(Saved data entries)
========

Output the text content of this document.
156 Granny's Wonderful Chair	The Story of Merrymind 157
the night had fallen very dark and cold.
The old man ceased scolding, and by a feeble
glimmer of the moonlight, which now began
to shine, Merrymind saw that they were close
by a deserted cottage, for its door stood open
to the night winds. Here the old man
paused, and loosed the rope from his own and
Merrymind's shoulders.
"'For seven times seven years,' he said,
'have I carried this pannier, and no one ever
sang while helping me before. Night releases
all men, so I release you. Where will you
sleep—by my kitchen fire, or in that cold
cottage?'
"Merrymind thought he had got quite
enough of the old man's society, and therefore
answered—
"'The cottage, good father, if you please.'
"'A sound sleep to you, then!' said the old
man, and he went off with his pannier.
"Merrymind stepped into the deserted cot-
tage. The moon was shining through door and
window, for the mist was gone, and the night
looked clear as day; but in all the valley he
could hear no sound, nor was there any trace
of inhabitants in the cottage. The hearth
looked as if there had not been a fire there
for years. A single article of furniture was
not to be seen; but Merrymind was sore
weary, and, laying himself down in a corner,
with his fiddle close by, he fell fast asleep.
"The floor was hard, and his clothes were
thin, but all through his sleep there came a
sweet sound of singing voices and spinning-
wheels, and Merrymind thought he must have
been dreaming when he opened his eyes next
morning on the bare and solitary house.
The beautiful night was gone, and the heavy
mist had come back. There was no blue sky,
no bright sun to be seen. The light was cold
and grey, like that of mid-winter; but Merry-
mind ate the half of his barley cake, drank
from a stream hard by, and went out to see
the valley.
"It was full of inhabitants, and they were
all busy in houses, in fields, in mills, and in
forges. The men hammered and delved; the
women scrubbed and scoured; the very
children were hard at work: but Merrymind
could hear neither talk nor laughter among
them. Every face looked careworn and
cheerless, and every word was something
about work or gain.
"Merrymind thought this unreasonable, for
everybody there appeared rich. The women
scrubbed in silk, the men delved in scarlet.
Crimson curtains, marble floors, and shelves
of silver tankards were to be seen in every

========

WORK TO BE COMPLETED: Working from the material above, retype it in its entirety without change.

PROBLEM SOLUTION:
Output the text content of this document.
156 Granny's Wonderful Chair	The Story of Merrymind 157
the night had fallen very dark and cold.
The old man ceased scolding, and by a feeble
glimmer of the moonlight, which now began
to shine, Merrymind saw that they were close
by a deserted cottage, for its door stood open
to the night winds. Here the old man
paused, and loosed the rope from his own and
Merrymind's shoulders.
"'For seven times seven years,' he said,
'have I carried this pannier, and no one ever
sang while helping me before. Night releases
all men, so I release you. Where will you
sleep—by my kitchen fire, or in that cold
cottage?'
"Merrymind thought he had got quite
enough of the old man's society, and therefore
answered—
"'The cottage, good father, if you please.'
"'A sound sleep to you, then!' said the old
man, and he went off with his pannier.
"Merrymind stepped into the deserted cot-
tage. The moon was shining through door and
window, for the mist was gone, and the night
looked clear as day; but in all the valley he
could hear no sound, nor was there any trace
of inhabitants in the cottage. The hearth
looked as if there had not been a fire there
for years. A single article of furniture was
not to be seen; but Merrymind was sore
weary, and, laying himself down in a corner,
with his fiddle close by, he fell fast asleep.
"The floor was hard, and his clothes were
thin, but all through his sleep there came a
sweet sound of singing voices and spinning-
wheels, and Merrymind thought he must have
been dreaming when he opened his eyes next
morning on the bare and solitary house.
The beautiful night was gone, and the heavy
mist had come back. There was no blue sky,
no bright sun to be seen. The light was cold
and grey, like that of mid-winter; but Merry-
mind ate the half of his barley cake, drank
from a stream hard by, and went out to see
the valley.
"It was full of inhabitants, and they were
all busy in houses, in fields, in mills, and in
forges. The men hammered and delved; the
women scrubbed and scoured; the very
children were hard at work: but Merrymind
could hear neither talk nor laughter among
them. Every face looked careworn and
cheerless, and every word was something
about work or gain.
"Merrymind thought this unreasonable, for
everybody there appeared rich. The women
scrubbed in silk, the men delved in scarlet.
Crimson curtains, marble floors, and shelves
of silver tankards were to be seen in every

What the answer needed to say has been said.